Without the pictures, reproduce the records that follow exactly.
* start Data to use *
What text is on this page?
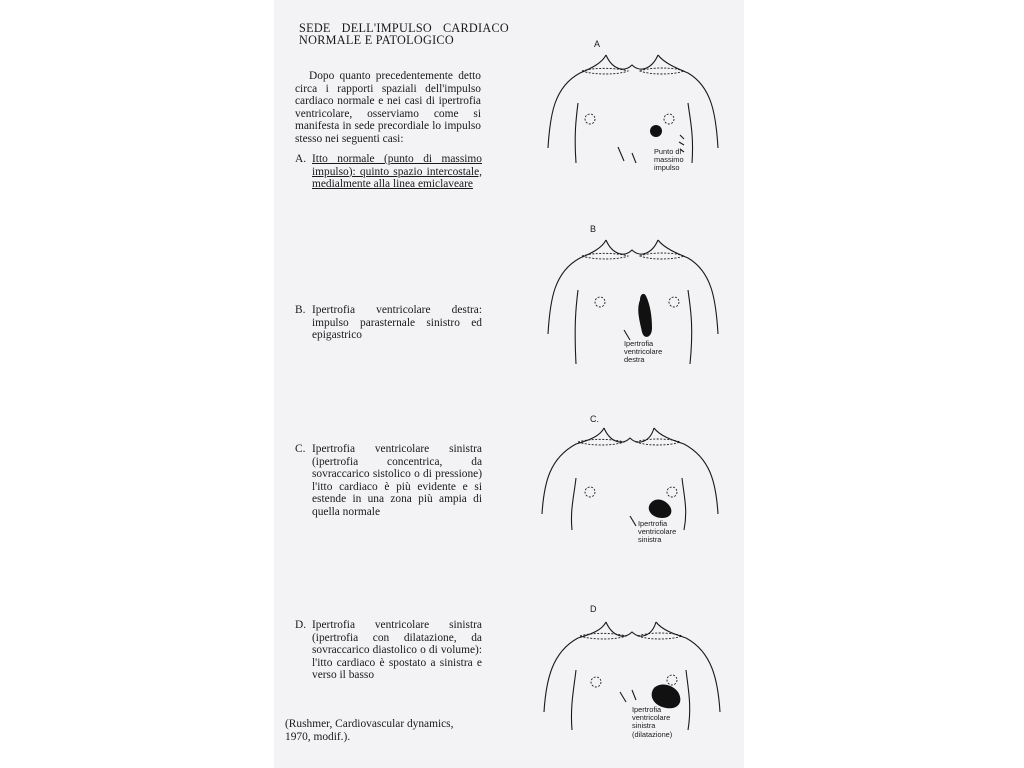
SEDE DELL'IMPULSO CARDIACO NORMALE E PATOLOGICO
Dopo quanto precedentemente detto circa i rapporti spaziali dell'impulso cardiaco normale e nei casi di ipertrofia ventricolare, osserviamo come si manifesta in sede precordiale lo impulso stesso nei seguenti casi:
A. Itto normale (punto di massimo impulso): quinto spazio intercostale, medialmente alla linea emiclaveare
B. Ipertrofia ventricolare destra: impulso parasternale sinistro ed epigastrico
C. Ipertrofia ventricolare sinistra (ipertrofia concentrica, da sovraccarico sistolico o di pressione) l'itto cardiaco è più evidente e si estende in una zona più ampia di quella normale
D. Ipertrofia ventricolare sinistra (ipertrofia con dilatazione, da sovraccarico diastolico o di volume): l'itto cardiaco è spostato a sinistra e verso il basso
(Rushmer, Cardiovascular dynamics, 1970, modif.).
A
Punto di
massimo
impulso
B
Ipertrofia
ventricolare
destra
C.
Ipertrofia
ventricolare
sinistra
D
Ipertrofia
ventricolare
sinistra
(dilatazione)
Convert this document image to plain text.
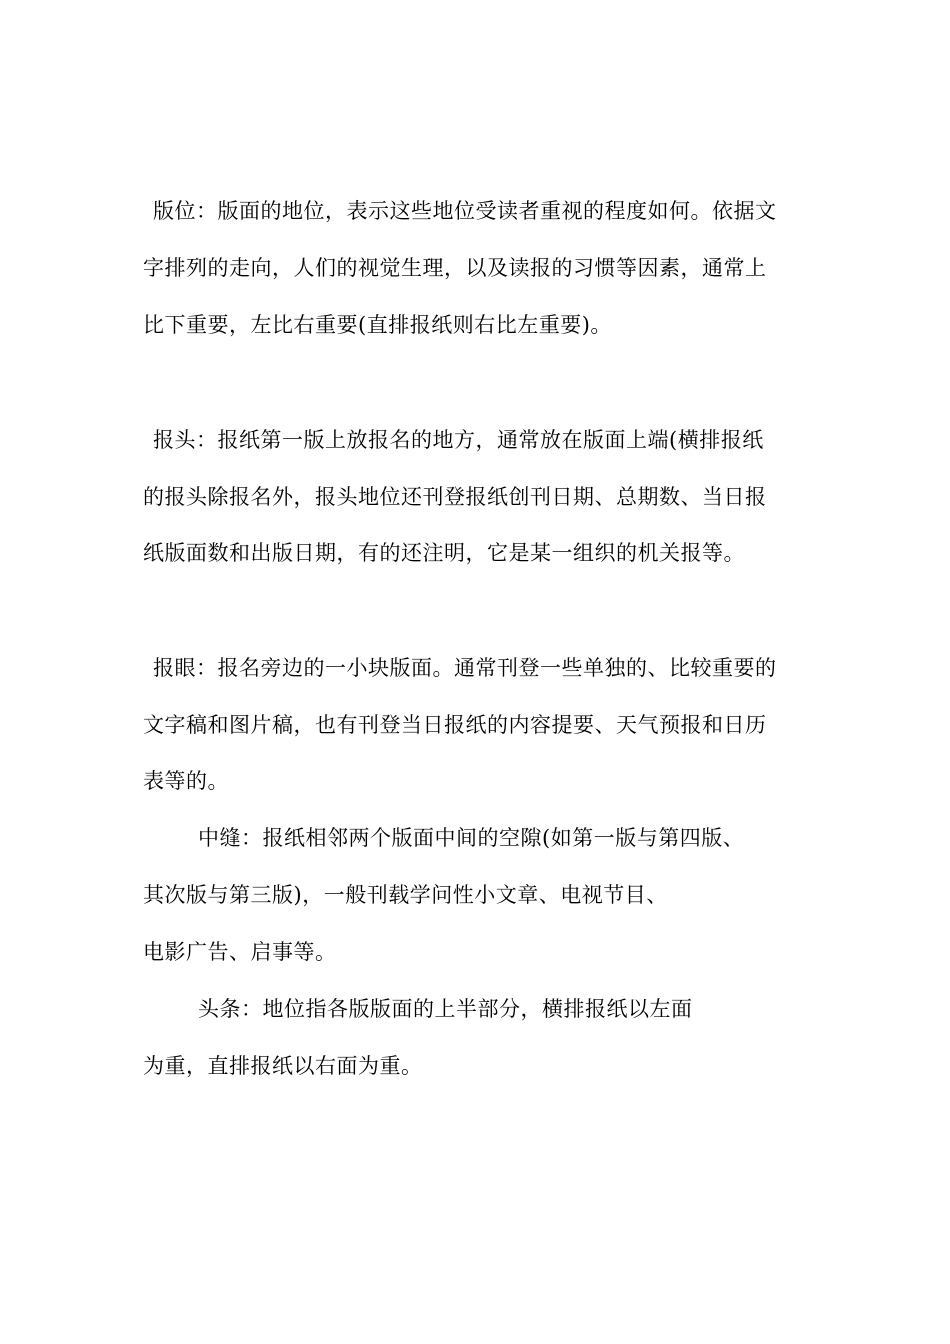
版位：版面的地位，表示这些地位受读者重视的程度如何。依据文

字排列的走向，人们的视觉生理，以及读报的习惯等因素，通常上

比下重要，左比右重要(直排报纸则右比左重要)。

报头：报纸第一版上放报名的地方，通常放在版面上端(横排报纸

的报头除报名外，报头地位还刊登报纸创刊日期、总期数、当日报

纸版面数和出版日期，有的还注明，它是某一组织的机关报等。

报眼：报名旁边的一小块版面。通常刊登一些单独的、比较重要的

文字稿和图片稿，也有刊登当日报纸的内容提要、天气预报和日历

表等的。

中缝：报纸相邻两个版面中间的空隙(如第一版与第四版、

其次版与第三版)，一般刊载学问性小文章、电视节目、

电影广告、启事等。

头条：地位指各版版面的上半部分，横排报纸以左面

为重，直排报纸以右面为重。
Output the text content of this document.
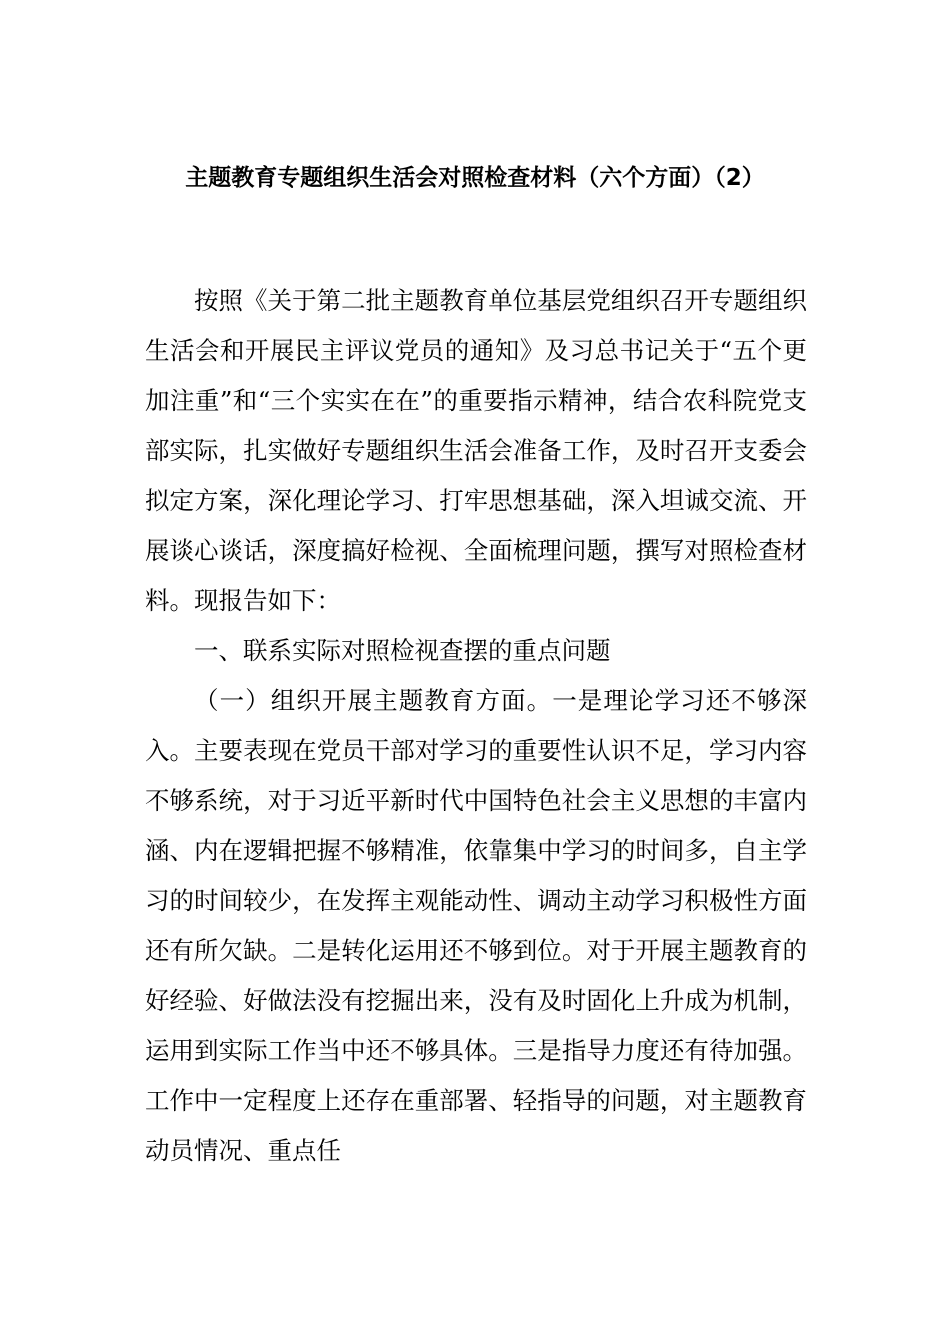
主题教育专题组织生活会对照检查材料（六个方面）（2）

按照《关于第二批主题教育单位基层党组织召开专题组织生活会和开展民主评议党员的通知》及习总书记关于“五个更加注重”和“三个实实在在”的重要指示精神，结合农科院党支部实际，扎实做好专题组织生活会准备工作，及时召开支委会拟定方案，深化理论学习、打牢思想基础，深入坦诚交流、开展谈心谈话，深度搞好检视、全面梳理问题，撰写对照检查材料。现报告如下：

一、联系实际对照检视查摆的重点问题

（一）组织开展主题教育方面。一是理论学习还不够深入。主要表现在党员干部对学习的重要性认识不足，学习内容不够系统，对于习近平新时代中国特色社会主义思想的丰富内涵、内在逻辑把握不够精准，依靠集中学习的时间多，自主学习的时间较少，在发挥主观能动性、调动主动学习积极性方面还有所欠缺。二是转化运用还不够到位。对于开展主题教育的好经验、好做法没有挖掘出来，没有及时固化上升成为机制，运用到实际工作当中还不够具体。三是指导力度还有待加强。工作中一定程度上还存在重部署、轻指导的问题，对主题教育动员情况、重点任
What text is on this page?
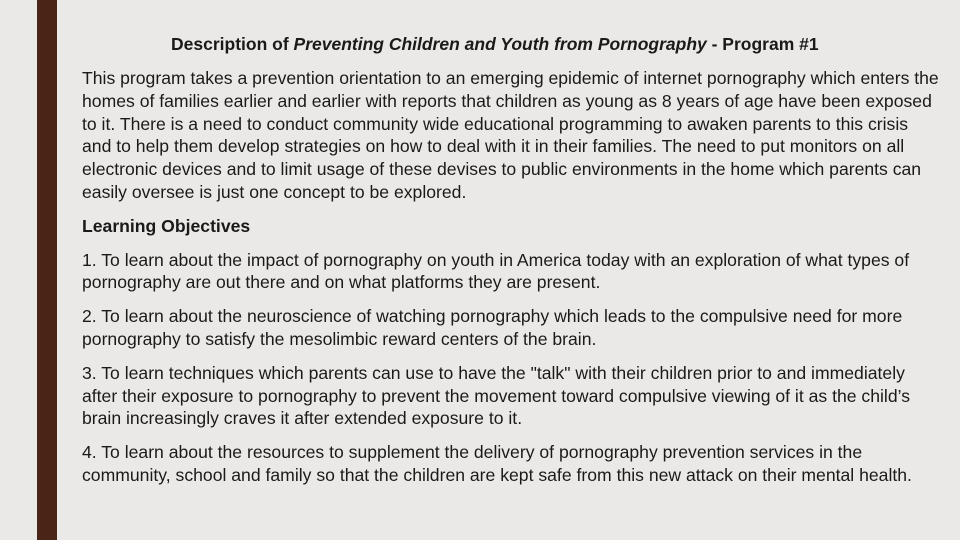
Description of Preventing Children and Youth from Pornography - Program #1

This program takes a prevention orientation to an emerging epidemic of internet pornography which enters the homes of families earlier and earlier with reports that children as young as 8 years of age have been exposed to it. There is a need to conduct community wide educational programming to awaken parents to this crisis and to help them develop strategies on how to deal with it in their families. The need to put monitors on all electronic devices and to limit usage of these devises to public environments in the home which parents can easily oversee is just one concept to be explored.

Learning Objectives

1. To learn about the impact of pornography on youth in America today with an exploration of what types of pornography are out there and on what platforms they are present.

2. To learn about the neuroscience of watching pornography which leads to the compulsive need for more pornography to satisfy the mesolimbic reward centers of the brain.

3. To learn techniques which parents can use to have the "talk" with their children prior to and immediately after their exposure to pornography to prevent the movement toward compulsive viewing of it as the child’s brain increasingly craves it after extended exposure to it.

4. To learn about the resources to supplement the delivery of pornography prevention services in the community, school and family so that the children are kept safe from this new attack on their mental health.
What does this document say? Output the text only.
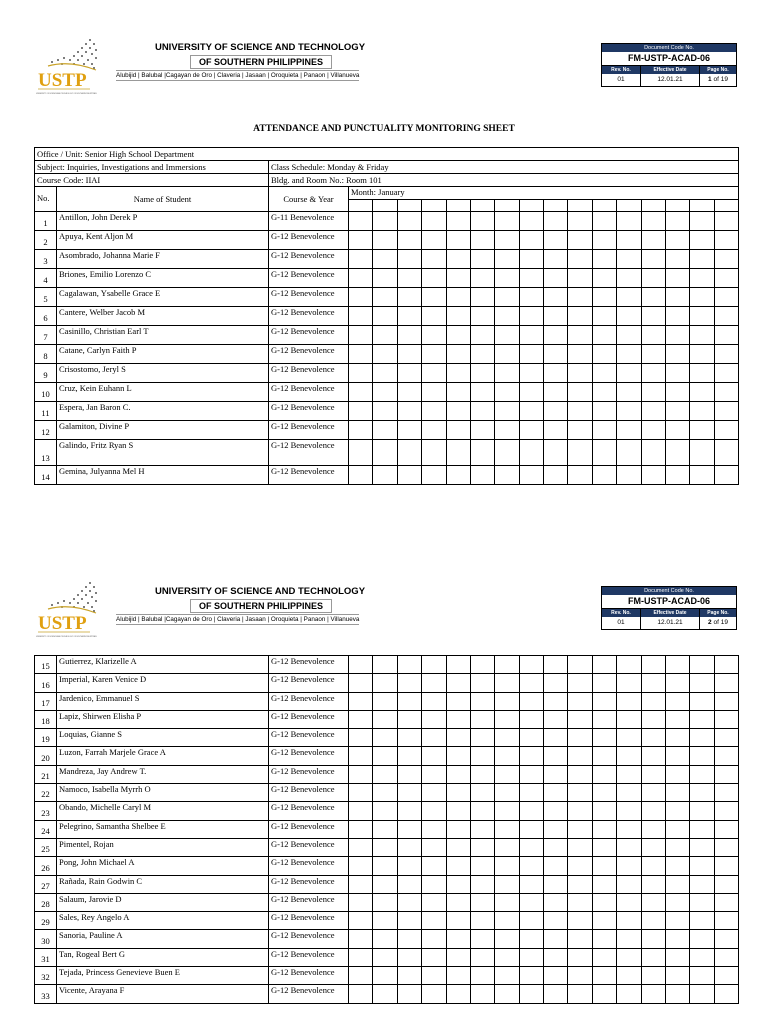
USTP
UNIVERSITY OF SCIENCE AND TECHNOLOGY OF SOUTHERN PHILIPPINES
UNIVERSITY OF SCIENCE AND TECHNOLOGY
OF SOUTHERN PHILIPPINES
Alubijid | Balubal |Cagayan de Oro | Claveria | Jasaan | Oroquieta | Panaon | Villanueva
Document Code No.
FM-USTP-ACAD-06
Rev. No.	Effective Date	Page No.
01	12.01.21	1 of 19
ATTENDANCE AND PUNCTUALITY MONITORING SHEET
Office / Unit: Senior High School Department																		
Subject: Inquiries, Investigations and Immersions		Class Schedule: Monday & Friday																
Course Code: IIAI		Bldg. and Room No.: Room 101																
No.	Name of Student	Course & Year	Month: January															

1	Antillon, John Derek P	G-11 Benevolence																
2	Apuya, Kent Aljon M	G-12 Benevolence																
3	Asombrado, Johanna Marie F	G-12 Benevolence																
4	Briones, Emilio Lorenzo C	G-12 Benevolence																
5	Cagalawan, Ysabelle Grace E	G-12 Benevolence																
6	Cantere, Welber Jacob M	G-12 Benevolence																
7	Casinillo, Christian Earl T	G-12 Benevolence																
8	Catane, Carlyn Faith P	G-12 Benevolence																
9	Crisostomo, Jeryl S	G-12 Benevolence																
10	Cruz, Kein Euhann L	G-12 Benevolence																
11	Espera, Jan Baron C.	G-12 Benevolence																
12	Galamiton, Divine P	G-12 Benevolence																
13	Galindo, Fritz Ryan S	G-12 Benevolence																
14	Gemina, Julyanna Mel H	G-12 Benevolence																
USTP
UNIVERSITY OF SCIENCE AND TECHNOLOGY OF SOUTHERN PHILIPPINES
UNIVERSITY OF SCIENCE AND TECHNOLOGY
OF SOUTHERN PHILIPPINES
Alubijid | Balubal |Cagayan de Oro | Claveria | Jasaan | Oroquieta | Panaon | Villanueva
Document Code No.
FM-USTP-ACAD-06
Rev. No.	Effective Date	Page No.
01	12.01.21	2 of 19
15	Gutierrez, Klarizelle A	G-12 Benevolence																
16	Imperial, Karen Venice D	G-12 Benevolence																
17	Jardenico, Emmanuel S	G-12 Benevolence																
18	Lapiz, Shirwen Elisha P	G-12 Benevolence																
19	Loquias, Gianne S	G-12 Benevolence																
20	Luzon, Farrah Marjele Grace A	G-12 Benevolence																
21	Mandreza, Jay Andrew T.	G-12 Benevolence																
22	Namoco, Isabella Myrrh O	G-12 Benevolence																
23	Obando, Michelle Caryl M	G-12 Benevolence																
24	Pelegrino, Samantha Shelbee E	G-12 Benevolence																
25	Pimentel, Rojan	G-12 Benevolence																
26	Pong, John Michael A	G-12 Benevolence																
27	Rañada, Rain Godwin C	G-12 Benevolence																
28	Salaum, Jarovie D	G-12 Benevolence																
29	Sales, Rey Angelo A	G-12 Benevolence																
30	Sanoria, Pauline A	G-12 Benevolence																
31	Tan, Rogeal Bert G	G-12 Benevolence																
32	Tejada, Princess Genevieve Buen E	G-12 Benevolence																
33	Vicente, Arayana F	G-12 Benevolence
* end Data to use *
Result of the task
What text is on this page?
SEDE DELL'IMPULSO CARDIACO NORMALE E PATOLOGICO
Dopo quanto precedentemente detto circa i rapporti spaziali dell'impulso cardiaco normale e nei casi di ipertrofia ventricolare, osserviamo come si manifesta in sede precordiale lo impulso stesso nei seguenti casi:
A. Itto normale (punto di massimo impulso): quinto spazio intercostale, medialmente alla linea emiclaveare
B. Ipertrofia ventricolare destra: impulso parasternale sinistro ed epigastrico
C. Ipertrofia ventricolare sinistra (ipertrofia concentrica, da sovraccarico sistolico o di pressione) l'itto cardiaco è più evidente e si estende in una zona più ampia di quella normale
D. Ipertrofia ventricolare sinistra (ipertrofia con dilatazione, da sovraccarico diastolico o di volume): l'itto cardiaco è spostato a sinistra e verso il basso
(Rushmer, Cardiovascular dynamics, 1970, modif.).
A
Punto di
massimo
impulso
B
Ipertrofia
ventricolare
destra
C.
Ipertrofia
ventricolare
sinistra
D
Ipertrofia
ventricolare
sinistra
(dilatazione)
Convert this document image to plain text.
版位：版面的地位，表示这些地位受读者重视的程度如何。依据文

字排列的走向，人们的视觉生理，以及读报的习惯等因素，通常上

比下重要，左比右重要(直排报纸则右比左重要)。

报头：报纸第一版上放报名的地方，通常放在版面上端(横排报纸

的报头除报名外，报头地位还刊登报纸创刊日期、总期数、当日报

纸版面数和出版日期，有的还注明，它是某一组织的机关报等。

报眼：报名旁边的一小块版面。通常刊登一些单独的、比较重要的

文字稿和图片稿，也有刊登当日报纸的内容提要、天气预报和日历

表等的。

中缝：报纸相邻两个版面中间的空隙(如第一版与第四版、

其次版与第三版)，一般刊载学问性小文章、电视节目、

电影广告、启事等。

头条：地位指各版版面的上半部分，横排报纸以左面

为重，直排报纸以右面为重。
Output the text content of this document.
主题教育专题组织生活会对照检查材料（六个方面）（2）

按照《关于第二批主题教育单位基层党组织召开专题组织生活会和开展民主评议党员的通知》及习总书记关于“五个更加注重”和“三个实实在在”的重要指示精神，结合农科院党支部实际，扎实做好专题组织生活会准备工作，及时召开支委会拟定方案，深化理论学习、打牢思想基础，深入坦诚交流、开展谈心谈话，深度搞好检视、全面梳理问题，撰写对照检查材料。现报告如下：

一、联系实际对照检视查摆的重点问题

（一）组织开展主题教育方面。一是理论学习还不够深入。主要表现在党员干部对学习的重要性认识不足，学习内容不够系统，对于习近平新时代中国特色社会主义思想的丰富内涵、内在逻辑把握不够精准，依靠集中学习的时间多，自主学习的时间较少，在发挥主观能动性、调动主动学习积极性方面还有所欠缺。二是转化运用还不够到位。对于开展主题教育的好经验、好做法没有挖掘出来，没有及时固化上升成为机制，运用到实际工作当中还不够具体。三是指导力度还有待加强。工作中一定程度上还存在重部署、轻指导的问题，对主题教育动员情况、重点任
What text is on this page?
Description of Preventing Children and Youth from Pornography - Program #1

This program takes a prevention orientation to an emerging epidemic of internet pornography which enters the homes of families earlier and earlier with reports that children as young as 8 years of age have been exposed to it. There is a need to conduct community wide educational programming to awaken parents to this crisis and to help them develop strategies on how to deal with it in their families. The need to put monitors on all electronic devices and to limit usage of these devises to public environments in the home which parents can easily oversee is just one concept to be explored.

Learning Objectives

1. To learn about the impact of pornography on youth in America today with an exploration of what types of pornography are out there and on what platforms they are present.

2. To learn about the neuroscience of watching pornography which leads to the compulsive need for more pornography to satisfy the mesolimbic reward centers of the brain.

3. To learn techniques which parents can use to have the "talk" with their children prior to and immediately after their exposure to pornography to prevent the movement toward compulsive viewing of it as the child’s brain increasingly craves it after extended exposure to it.

4. To learn about the resources to supplement the delivery of pornography prevention services in the community, school and family so that the children are kept safe from this new attack on their mental health.
What does this document say? Output the text only.
USTP
UNIVERSITY OF SCIENCE AND TECHNOLOGY OF SOUTHERN PHILIPPINES
UNIVERSITY OF SCIENCE AND TECHNOLOGY
OF SOUTHERN PHILIPPINES
Alubijid | Balubal |Cagayan de Oro | Claveria | Jasaan | Oroquieta | Panaon | Villanueva
Document Code No.
FM-USTP-ACAD-06
Rev. No.	Effective Date	Page No.
01	12.01.21	1 of 19
ATTENDANCE AND PUNCTUALITY MONITORING SHEET
Office / Unit: Senior High School Department																		
Subject: Inquiries, Investigations and Immersions		Class Schedule: Monday & Friday																
Course Code: IIAI		Bldg. and Room No.: Room 101																
No.	Name of Student	Course & Year	Month: January															

1	Antillon, John Derek P	G-11 Benevolence																
2	Apuya, Kent Aljon M	G-12 Benevolence																
3	Asombrado, Johanna Marie F	G-12 Benevolence																
4	Briones, Emilio Lorenzo C	G-12 Benevolence																
5	Cagalawan, Ysabelle Grace E	G-12 Benevolence																
6	Cantere, Welber Jacob M	G-12 Benevolence																
7	Casinillo, Christian Earl T	G-12 Benevolence																
8	Catane, Carlyn Faith P	G-12 Benevolence																
9	Crisostomo, Jeryl S	G-12 Benevolence																
10	Cruz, Kein Euhann L	G-12 Benevolence																
11	Espera, Jan Baron C.	G-12 Benevolence																
12	Galamiton, Divine P	G-12 Benevolence																
13	Galindo, Fritz Ryan S	G-12 Benevolence																
14	Gemina, Julyanna Mel H	G-12 Benevolence																
USTP
UNIVERSITY OF SCIENCE AND TECHNOLOGY OF SOUTHERN PHILIPPINES
UNIVERSITY OF SCIENCE AND TECHNOLOGY
OF SOUTHERN PHILIPPINES
Alubijid | Balubal |Cagayan de Oro | Claveria | Jasaan | Oroquieta | Panaon | Villanueva
Document Code No.
FM-USTP-ACAD-06
Rev. No.	Effective Date	Page No.
01	12.01.21	2 of 19
15	Gutierrez, Klarizelle A	G-12 Benevolence																
16	Imperial, Karen Venice D	G-12 Benevolence																
17	Jardenico, Emmanuel S	G-12 Benevolence																
18	Lapiz, Shirwen Elisha P	G-12 Benevolence																
19	Loquias, Gianne S	G-12 Benevolence																
20	Luzon, Farrah Marjele Grace A	G-12 Benevolence																
21	Mandreza, Jay Andrew T.	G-12 Benevolence																
22	Namoco, Isabella Myrrh O	G-12 Benevolence																
23	Obando, Michelle Caryl M	G-12 Benevolence																
24	Pelegrino, Samantha Shelbee E	G-12 Benevolence																
25	Pimentel, Rojan	G-12 Benevolence																
26	Pong, John Michael A	G-12 Benevolence																
27	Rañada, Rain Godwin C	G-12 Benevolence																
28	Salaum, Jarovie D	G-12 Benevolence																
29	Sales, Rey Angelo A	G-12 Benevolence																
30	Sanoria, Pauline A	G-12 Benevolence																
31	Tan, Rogeal Bert G	G-12 Benevolence																
32	Tejada, Princess Genevieve Buen E	G-12 Benevolence																
33	Vicente, Arayana F	G-12 Benevolence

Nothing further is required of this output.